● To do
No images are to be carried over; print all other material exactly as it stands.

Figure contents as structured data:
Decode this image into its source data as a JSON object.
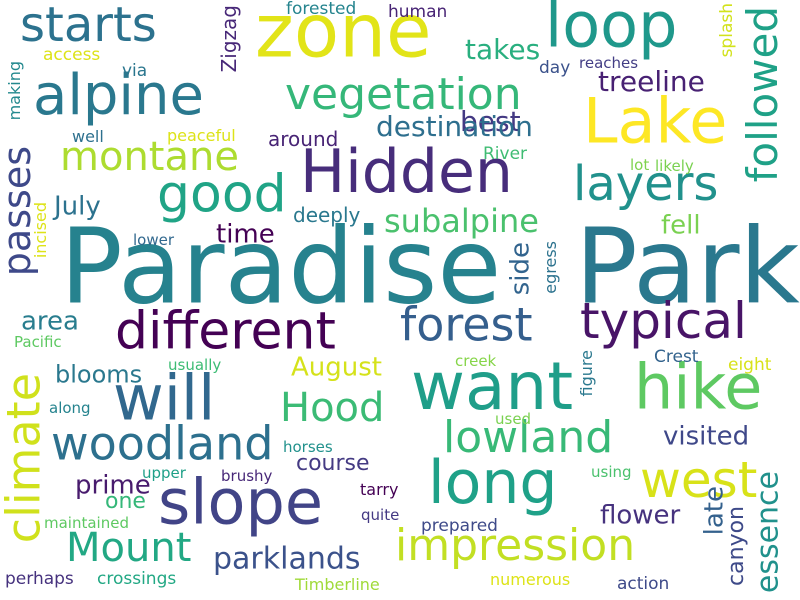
{
  "words": [
    {
      "text": "Paradise",
      "color": "#26828e"
    },
    {
      "text": "Park",
      "color": "#2a788e"
    },
    {
      "text": "zone",
      "color": "#e2e418"
    },
    {
      "text": "loop",
      "color": "#1f988b"
    },
    {
      "text": "alpine",
      "color": "#2a788e"
    },
    {
      "text": "Lake",
      "color": "#fde725"
    },
    {
      "text": "Hidden",
      "color": "#472d7b"
    },
    {
      "text": "starts",
      "color": "#2c728e"
    },
    {
      "text": "vegetation",
      "color": "#35b779"
    },
    {
      "text": "followed",
      "color": "#1fa187"
    },
    {
      "text": "montane",
      "color": "#addc30"
    },
    {
      "text": "good",
      "color": "#20a486"
    },
    {
      "text": "layers",
      "color": "#21918c"
    },
    {
      "text": "passes",
      "color": "#3e4989"
    },
    {
      "text": "different",
      "color": "#440154"
    },
    {
      "text": "typical",
      "color": "#481467"
    },
    {
      "text": "forest",
      "color": "#355f8d"
    },
    {
      "text": "want",
      "color": "#1f9e89"
    },
    {
      "text": "hike",
      "color": "#5ec962"
    },
    {
      "text": "will",
      "color": "#31688e"
    },
    {
      "text": "climate",
      "color": "#d0e11c"
    },
    {
      "text": "Hood",
      "color": "#3bbb75"
    },
    {
      "text": "lowland",
      "color": "#38b977"
    },
    {
      "text": "woodland",
      "color": "#2d708e"
    },
    {
      "text": "long",
      "color": "#1fa188"
    },
    {
      "text": "west",
      "color": "#d8e219"
    },
    {
      "text": "slope",
      "color": "#414487"
    },
    {
      "text": "Mount",
      "color": "#22a884"
    },
    {
      "text": "impression",
      "color": "#c2df23"
    },
    {
      "text": "parklands",
      "color": "#3b528b"
    },
    {
      "text": "essence",
      "color": "#21918c"
    },
    {
      "text": "best",
      "color": "#443983"
    },
    {
      "text": "takes",
      "color": "#29af7f"
    },
    {
      "text": "treeline",
      "color": "#482173"
    },
    {
      "text": "destination",
      "color": "#2e6f8e"
    },
    {
      "text": "July",
      "color": "#2c728e"
    },
    {
      "text": "time",
      "color": "#440154"
    },
    {
      "text": "subalpine",
      "color": "#4ac16d"
    },
    {
      "text": "fell",
      "color": "#7ad151"
    },
    {
      "text": "area",
      "color": "#287d8e"
    },
    {
      "text": "side",
      "color": "#32648e"
    },
    {
      "text": "blooms",
      "color": "#2a788e"
    },
    {
      "text": "August",
      "color": "#d5e21a"
    },
    {
      "text": "visited",
      "color": "#3f4889"
    },
    {
      "text": "course",
      "color": "#443a83"
    },
    {
      "text": "prime",
      "color": "#481b6d"
    },
    {
      "text": "one",
      "color": "#35b779"
    },
    {
      "text": "flower",
      "color": "#46327e"
    },
    {
      "text": "late",
      "color": "#34618d"
    },
    {
      "text": "canyon",
      "color": "#3e4a89"
    },
    {
      "text": "around",
      "color": "#482475"
    },
    {
      "text": "deeply",
      "color": "#2a788e"
    },
    {
      "text": "Zigzag",
      "color": "#482878"
    },
    {
      "text": "forested",
      "color": "#25848e"
    },
    {
      "text": "human",
      "color": "#482475"
    },
    {
      "text": "access",
      "color": "#dde318"
    },
    {
      "text": "via",
      "color": "#2a768e"
    },
    {
      "text": "day",
      "color": "#3b528b"
    },
    {
      "text": "reaches",
      "color": "#433e85"
    },
    {
      "text": "splash",
      "color": "#d2e21b"
    },
    {
      "text": "making",
      "color": "#23898e"
    },
    {
      "text": "well",
      "color": "#2d708e"
    },
    {
      "text": "peaceful",
      "color": "#dde318"
    },
    {
      "text": "River",
      "color": "#3fbc73"
    },
    {
      "text": "lot",
      "color": "#7fd34e"
    },
    {
      "text": "likely",
      "color": "#7ad151"
    },
    {
      "text": "incised",
      "color": "#dde318"
    },
    {
      "text": "lower",
      "color": "#31688e"
    },
    {
      "text": "egress",
      "color": "#2c728e"
    },
    {
      "text": "Pacific",
      "color": "#5ec962"
    },
    {
      "text": "usually",
      "color": "#3dbc74"
    },
    {
      "text": "creek",
      "color": "#86d549"
    },
    {
      "text": "Crest",
      "color": "#33638d"
    },
    {
      "text": "eight",
      "color": "#d8e219"
    },
    {
      "text": "figure",
      "color": "#2a788e"
    },
    {
      "text": "along",
      "color": "#25838e"
    },
    {
      "text": "used",
      "color": "#7ad151"
    },
    {
      "text": "horses",
      "color": "#21918c"
    },
    {
      "text": "upper",
      "color": "#1fa088"
    },
    {
      "text": "brushy",
      "color": "#482878"
    },
    {
      "text": "using",
      "color": "#4ac16d"
    },
    {
      "text": "tarry",
      "color": "#440154"
    },
    {
      "text": "quite",
      "color": "#443983"
    },
    {
      "text": "maintained",
      "color": "#5ec962"
    },
    {
      "text": "prepared",
      "color": "#3e4a89"
    },
    {
      "text": "perhaps",
      "color": "#46327e"
    },
    {
      "text": "crossings",
      "color": "#22a884"
    },
    {
      "text": "Timberline",
      "color": "#a0da39"
    },
    {
      "text": "numerous",
      "color": "#dde318"
    },
    {
      "text": "action",
      "color": "#3e4a89"
    }
  ]
}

● Answer to this task
Decode this image into its source data as a JSON object.
{
  "words": [
    {
      "text": "Paradise",
      "color": "#26828e"
    },
    {
      "text": "Park",
      "color": "#2a788e"
    },
    {
      "text": "zone",
      "color": "#e2e418"
    },
    {
      "text": "loop",
      "color": "#1f988b"
    },
    {
      "text": "alpine",
      "color": "#2a788e"
    },
    {
      "text": "Lake",
      "color": "#fde725"
    },
    {
      "text": "Hidden",
      "color": "#472d7b"
    },
    {
      "text": "starts",
      "color": "#2c728e"
    },
    {
      "text": "vegetation",
      "color": "#35b779"
    },
    {
      "text": "followed",
      "color": "#1fa187"
    },
    {
      "text": "montane",
      "color": "#addc30"
    },
    {
      "text": "good",
      "color": "#20a486"
    },
    {
      "text": "layers",
      "color": "#21918c"
    },
    {
      "text": "passes",
      "color": "#3e4989"
    },
    {
      "text": "different",
      "color": "#440154"
    },
    {
      "text": "typical",
      "color": "#481467"
    },
    {
      "text": "forest",
      "color": "#355f8d"
    },
    {
      "text": "want",
      "color": "#1f9e89"
    },
    {
      "text": "hike",
      "color": "#5ec962"
    },
    {
      "text": "will",
      "color": "#31688e"
    },
    {
      "text": "climate",
      "color": "#d0e11c"
    },
    {
      "text": "Hood",
      "color": "#3bbb75"
    },
    {
      "text": "lowland",
      "color": "#38b977"
    },
    {
      "text": "woodland",
      "color": "#2d708e"
    },
    {
      "text": "long",
      "color": "#1fa188"
    },
    {
      "text": "west",
      "color": "#d8e219"
    },
    {
      "text": "slope",
      "color": "#414487"
    },
    {
      "text": "Mount",
      "color": "#22a884"
    },
    {
      "text": "impression",
      "color": "#c2df23"
    },
    {
      "text": "parklands",
      "color": "#3b528b"
    },
    {
      "text": "essence",
      "color": "#21918c"
    },
    {
      "text": "best",
      "color": "#443983"
    },
    {
      "text": "takes",
      "color": "#29af7f"
    },
    {
      "text": "treeline",
      "color": "#482173"
    },
    {
      "text": "destination",
      "color": "#2e6f8e"
    },
    {
      "text": "July",
      "color": "#2c728e"
    },
    {
      "text": "time",
      "color": "#440154"
    },
    {
      "text": "subalpine",
      "color": "#4ac16d"
    },
    {
      "text": "fell",
      "color": "#7ad151"
    },
    {
      "text": "area",
      "color": "#287d8e"
    },
    {
      "text": "side",
      "color": "#32648e"
    },
    {
      "text": "blooms",
      "color": "#2a788e"
    },
    {
      "text": "August",
      "color": "#d5e21a"
    },
    {
      "text": "visited",
      "color": "#3f4889"
    },
    {
      "text": "course",
      "color": "#443a83"
    },
    {
      "text": "prime",
      "color": "#481b6d"
    },
    {
      "text": "one",
      "color": "#35b779"
    },
    {
      "text": "flower",
      "color": "#46327e"
    },
    {
      "text": "late",
      "color": "#34618d"
    },
    {
      "text": "canyon",
      "color": "#3e4a89"
    },
    {
      "text": "around",
      "color": "#482475"
    },
    {
      "text": "deeply",
      "color": "#2a788e"
    },
    {
      "text": "Zigzag",
      "color": "#482878"
    },
    {
      "text": "forested",
      "color": "#25848e"
    },
    {
      "text": "human",
      "color": "#482475"
    },
    {
      "text": "access",
      "color": "#dde318"
    },
    {
      "text": "via",
      "color": "#2a768e"
    },
    {
      "text": "day",
      "color": "#3b528b"
    },
    {
      "text": "reaches",
      "color": "#433e85"
    },
    {
      "text": "splash",
      "color": "#d2e21b"
    },
    {
      "text": "making",
      "color": "#23898e"
    },
    {
      "text": "well",
      "color": "#2d708e"
    },
    {
      "text": "peaceful",
      "color": "#dde318"
    },
    {
      "text": "River",
      "color": "#3fbc73"
    },
    {
      "text": "lot",
      "color": "#7fd34e"
    },
    {
      "text": "likely",
      "color": "#7ad151"
    },
    {
      "text": "incised",
      "color": "#dde318"
    },
    {
      "text": "lower",
      "color": "#31688e"
    },
    {
      "text": "egress",
      "color": "#2c728e"
    },
    {
      "text": "Pacific",
      "color": "#5ec962"
    },
    {
      "text": "usually",
      "color": "#3dbc74"
    },
    {
      "text": "creek",
      "color": "#86d549"
    },
    {
      "text": "Crest",
      "color": "#33638d"
    },
    {
      "text": "eight",
      "color": "#d8e219"
    },
    {
      "text": "figure",
      "color": "#2a788e"
    },
    {
      "text": "along",
      "color": "#25838e"
    },
    {
      "text": "used",
      "color": "#7ad151"
    },
    {
      "text": "horses",
      "color": "#21918c"
    },
    {
      "text": "upper",
      "color": "#1fa088"
    },
    {
      "text": "brushy",
      "color": "#482878"
    },
    {
      "text": "using",
      "color": "#4ac16d"
    },
    {
      "text": "tarry",
      "color": "#440154"
    },
    {
      "text": "quite",
      "color": "#443983"
    },
    {
      "text": "maintained",
      "color": "#5ec962"
    },
    {
      "text": "prepared",
      "color": "#3e4a89"
    },
    {
      "text": "perhaps",
      "color": "#46327e"
    },
    {
      "text": "crossings",
      "color": "#22a884"
    },
    {
      "text": "Timberline",
      "color": "#a0da39"
    },
    {
      "text": "numerous",
      "color": "#dde318"
    },
    {
      "text": "action",
      "color": "#3e4a89"
    }
  ]
}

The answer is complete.